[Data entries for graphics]

──────

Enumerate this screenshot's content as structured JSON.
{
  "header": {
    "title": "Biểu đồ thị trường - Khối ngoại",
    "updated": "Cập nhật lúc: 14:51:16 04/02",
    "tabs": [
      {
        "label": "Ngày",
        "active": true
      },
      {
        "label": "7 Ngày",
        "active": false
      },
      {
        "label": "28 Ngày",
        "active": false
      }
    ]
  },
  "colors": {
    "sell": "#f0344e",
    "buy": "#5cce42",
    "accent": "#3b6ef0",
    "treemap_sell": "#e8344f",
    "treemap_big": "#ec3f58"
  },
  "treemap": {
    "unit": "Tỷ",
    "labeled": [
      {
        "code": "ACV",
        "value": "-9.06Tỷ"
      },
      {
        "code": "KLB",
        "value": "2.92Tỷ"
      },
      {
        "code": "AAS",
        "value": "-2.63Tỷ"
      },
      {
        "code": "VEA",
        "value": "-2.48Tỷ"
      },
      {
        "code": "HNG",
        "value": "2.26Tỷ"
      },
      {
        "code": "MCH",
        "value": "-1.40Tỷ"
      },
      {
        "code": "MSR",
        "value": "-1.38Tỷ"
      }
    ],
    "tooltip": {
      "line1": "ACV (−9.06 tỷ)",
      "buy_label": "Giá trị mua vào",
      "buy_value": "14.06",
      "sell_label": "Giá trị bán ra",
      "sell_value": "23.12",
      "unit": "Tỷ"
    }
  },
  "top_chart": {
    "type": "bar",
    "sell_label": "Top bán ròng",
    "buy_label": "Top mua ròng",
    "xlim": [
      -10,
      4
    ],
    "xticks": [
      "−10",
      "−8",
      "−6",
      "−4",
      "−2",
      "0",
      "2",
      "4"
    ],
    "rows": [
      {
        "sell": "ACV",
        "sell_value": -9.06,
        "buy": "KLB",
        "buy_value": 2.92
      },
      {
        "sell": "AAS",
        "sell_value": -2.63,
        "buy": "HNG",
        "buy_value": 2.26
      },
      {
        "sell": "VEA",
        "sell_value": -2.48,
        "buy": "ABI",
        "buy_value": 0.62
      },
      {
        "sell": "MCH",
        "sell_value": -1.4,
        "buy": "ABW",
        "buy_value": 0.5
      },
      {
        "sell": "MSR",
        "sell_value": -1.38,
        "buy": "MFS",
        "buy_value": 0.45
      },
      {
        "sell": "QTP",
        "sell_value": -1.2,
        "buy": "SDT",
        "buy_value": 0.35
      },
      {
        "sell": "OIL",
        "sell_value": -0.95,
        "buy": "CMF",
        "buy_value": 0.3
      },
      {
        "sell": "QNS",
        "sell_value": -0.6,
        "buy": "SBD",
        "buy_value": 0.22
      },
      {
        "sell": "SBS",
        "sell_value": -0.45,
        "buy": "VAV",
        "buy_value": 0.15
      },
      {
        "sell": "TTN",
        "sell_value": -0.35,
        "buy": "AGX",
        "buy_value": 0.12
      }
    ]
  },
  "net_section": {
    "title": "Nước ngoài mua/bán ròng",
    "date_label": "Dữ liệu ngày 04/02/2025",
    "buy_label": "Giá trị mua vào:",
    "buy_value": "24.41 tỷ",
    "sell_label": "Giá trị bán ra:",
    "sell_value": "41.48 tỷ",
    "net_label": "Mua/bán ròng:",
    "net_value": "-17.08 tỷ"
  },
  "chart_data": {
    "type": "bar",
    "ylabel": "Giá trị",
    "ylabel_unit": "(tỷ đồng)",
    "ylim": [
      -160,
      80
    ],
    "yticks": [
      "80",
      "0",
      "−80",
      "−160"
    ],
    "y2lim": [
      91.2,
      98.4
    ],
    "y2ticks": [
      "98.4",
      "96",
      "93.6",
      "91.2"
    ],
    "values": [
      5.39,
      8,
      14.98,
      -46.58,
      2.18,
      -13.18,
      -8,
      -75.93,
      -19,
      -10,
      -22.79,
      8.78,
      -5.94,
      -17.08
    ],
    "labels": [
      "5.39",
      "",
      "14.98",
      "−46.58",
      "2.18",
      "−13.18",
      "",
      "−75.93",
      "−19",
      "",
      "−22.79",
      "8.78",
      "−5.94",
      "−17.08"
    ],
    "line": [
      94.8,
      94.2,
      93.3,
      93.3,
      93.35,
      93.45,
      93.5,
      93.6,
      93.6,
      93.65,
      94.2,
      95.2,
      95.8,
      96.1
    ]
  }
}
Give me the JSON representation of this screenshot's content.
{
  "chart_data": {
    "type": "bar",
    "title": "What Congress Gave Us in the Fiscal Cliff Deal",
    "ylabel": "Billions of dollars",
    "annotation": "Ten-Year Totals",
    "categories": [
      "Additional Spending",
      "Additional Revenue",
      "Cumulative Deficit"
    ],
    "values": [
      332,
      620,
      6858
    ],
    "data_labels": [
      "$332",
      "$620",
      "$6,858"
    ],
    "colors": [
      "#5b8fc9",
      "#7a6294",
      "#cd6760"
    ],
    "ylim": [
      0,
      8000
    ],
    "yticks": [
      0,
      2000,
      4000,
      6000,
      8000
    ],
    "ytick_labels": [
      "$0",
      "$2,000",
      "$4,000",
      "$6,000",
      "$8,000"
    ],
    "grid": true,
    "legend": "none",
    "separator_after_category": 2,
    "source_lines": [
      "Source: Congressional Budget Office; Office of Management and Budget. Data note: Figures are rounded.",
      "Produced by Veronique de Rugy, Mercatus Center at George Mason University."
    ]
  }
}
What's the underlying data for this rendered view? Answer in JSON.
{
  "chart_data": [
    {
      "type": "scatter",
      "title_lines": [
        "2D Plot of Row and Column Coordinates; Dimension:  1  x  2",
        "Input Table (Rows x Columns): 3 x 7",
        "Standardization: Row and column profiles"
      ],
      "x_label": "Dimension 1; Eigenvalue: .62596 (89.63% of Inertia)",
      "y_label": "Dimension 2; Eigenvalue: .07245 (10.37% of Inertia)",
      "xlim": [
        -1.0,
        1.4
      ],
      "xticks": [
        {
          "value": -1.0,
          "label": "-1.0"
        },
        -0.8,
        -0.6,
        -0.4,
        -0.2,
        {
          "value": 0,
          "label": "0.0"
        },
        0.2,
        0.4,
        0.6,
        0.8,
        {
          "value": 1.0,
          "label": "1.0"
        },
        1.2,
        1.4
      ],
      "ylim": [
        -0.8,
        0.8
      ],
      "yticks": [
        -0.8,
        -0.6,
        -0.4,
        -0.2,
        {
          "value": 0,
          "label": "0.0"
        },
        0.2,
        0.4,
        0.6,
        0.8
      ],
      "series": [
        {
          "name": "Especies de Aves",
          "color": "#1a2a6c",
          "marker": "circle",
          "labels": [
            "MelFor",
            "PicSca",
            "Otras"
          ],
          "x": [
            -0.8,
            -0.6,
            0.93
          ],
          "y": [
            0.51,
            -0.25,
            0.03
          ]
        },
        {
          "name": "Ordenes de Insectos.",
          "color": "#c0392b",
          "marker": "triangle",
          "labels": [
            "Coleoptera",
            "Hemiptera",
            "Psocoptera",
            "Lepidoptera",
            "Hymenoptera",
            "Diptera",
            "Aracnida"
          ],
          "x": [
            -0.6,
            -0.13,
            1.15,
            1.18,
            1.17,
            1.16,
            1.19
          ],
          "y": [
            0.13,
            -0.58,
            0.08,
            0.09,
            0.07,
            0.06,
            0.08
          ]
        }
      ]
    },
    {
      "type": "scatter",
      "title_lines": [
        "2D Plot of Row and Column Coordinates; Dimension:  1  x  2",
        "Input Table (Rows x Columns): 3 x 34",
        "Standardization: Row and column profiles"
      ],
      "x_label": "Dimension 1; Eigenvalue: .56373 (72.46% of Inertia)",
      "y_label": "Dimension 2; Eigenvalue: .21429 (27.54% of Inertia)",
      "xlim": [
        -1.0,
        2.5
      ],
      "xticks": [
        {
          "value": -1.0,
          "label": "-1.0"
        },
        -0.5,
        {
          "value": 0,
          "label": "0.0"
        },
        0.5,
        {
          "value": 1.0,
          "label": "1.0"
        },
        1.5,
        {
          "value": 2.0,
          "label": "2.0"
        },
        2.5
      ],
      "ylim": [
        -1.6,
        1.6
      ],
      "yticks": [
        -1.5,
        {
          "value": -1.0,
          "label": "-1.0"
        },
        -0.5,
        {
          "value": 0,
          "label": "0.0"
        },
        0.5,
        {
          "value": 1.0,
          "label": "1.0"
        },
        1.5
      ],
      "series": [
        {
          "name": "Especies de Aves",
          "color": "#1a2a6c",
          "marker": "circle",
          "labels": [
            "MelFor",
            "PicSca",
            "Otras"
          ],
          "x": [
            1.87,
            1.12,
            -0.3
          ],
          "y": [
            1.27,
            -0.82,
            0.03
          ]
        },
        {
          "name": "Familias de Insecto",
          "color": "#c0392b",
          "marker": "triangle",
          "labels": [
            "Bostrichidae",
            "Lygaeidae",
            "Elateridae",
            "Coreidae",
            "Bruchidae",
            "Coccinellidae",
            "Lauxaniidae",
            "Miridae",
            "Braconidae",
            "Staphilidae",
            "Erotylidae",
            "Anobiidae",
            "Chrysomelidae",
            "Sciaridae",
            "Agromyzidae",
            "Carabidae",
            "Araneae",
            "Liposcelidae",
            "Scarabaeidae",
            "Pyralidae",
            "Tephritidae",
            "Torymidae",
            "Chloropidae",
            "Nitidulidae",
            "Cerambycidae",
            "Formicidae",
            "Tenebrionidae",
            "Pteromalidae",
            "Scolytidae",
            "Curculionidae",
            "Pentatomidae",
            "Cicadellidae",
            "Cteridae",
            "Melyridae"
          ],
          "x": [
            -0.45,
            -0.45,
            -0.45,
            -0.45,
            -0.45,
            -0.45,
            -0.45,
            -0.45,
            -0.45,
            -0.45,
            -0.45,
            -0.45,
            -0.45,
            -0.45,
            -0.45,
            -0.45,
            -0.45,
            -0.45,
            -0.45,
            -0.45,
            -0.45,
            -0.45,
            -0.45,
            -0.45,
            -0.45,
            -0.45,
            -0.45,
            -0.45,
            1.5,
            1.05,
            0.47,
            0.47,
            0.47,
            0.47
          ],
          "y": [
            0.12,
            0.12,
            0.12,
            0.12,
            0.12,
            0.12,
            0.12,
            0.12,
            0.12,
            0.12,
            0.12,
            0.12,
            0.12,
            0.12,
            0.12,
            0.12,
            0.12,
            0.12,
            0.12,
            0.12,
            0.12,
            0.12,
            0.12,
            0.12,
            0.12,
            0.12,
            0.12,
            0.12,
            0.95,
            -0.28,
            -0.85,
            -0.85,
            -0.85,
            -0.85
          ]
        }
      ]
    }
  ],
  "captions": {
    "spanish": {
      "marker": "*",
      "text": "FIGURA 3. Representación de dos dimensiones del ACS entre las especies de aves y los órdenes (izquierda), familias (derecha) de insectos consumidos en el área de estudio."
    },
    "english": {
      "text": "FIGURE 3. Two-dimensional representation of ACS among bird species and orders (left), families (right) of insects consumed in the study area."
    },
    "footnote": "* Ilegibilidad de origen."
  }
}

──────

**Short problem**
Collect each line containing the string "content".

**Solution**
Enumerate this screenshot's content as structured JSON.
Give me the JSON representation of this screenshot's content.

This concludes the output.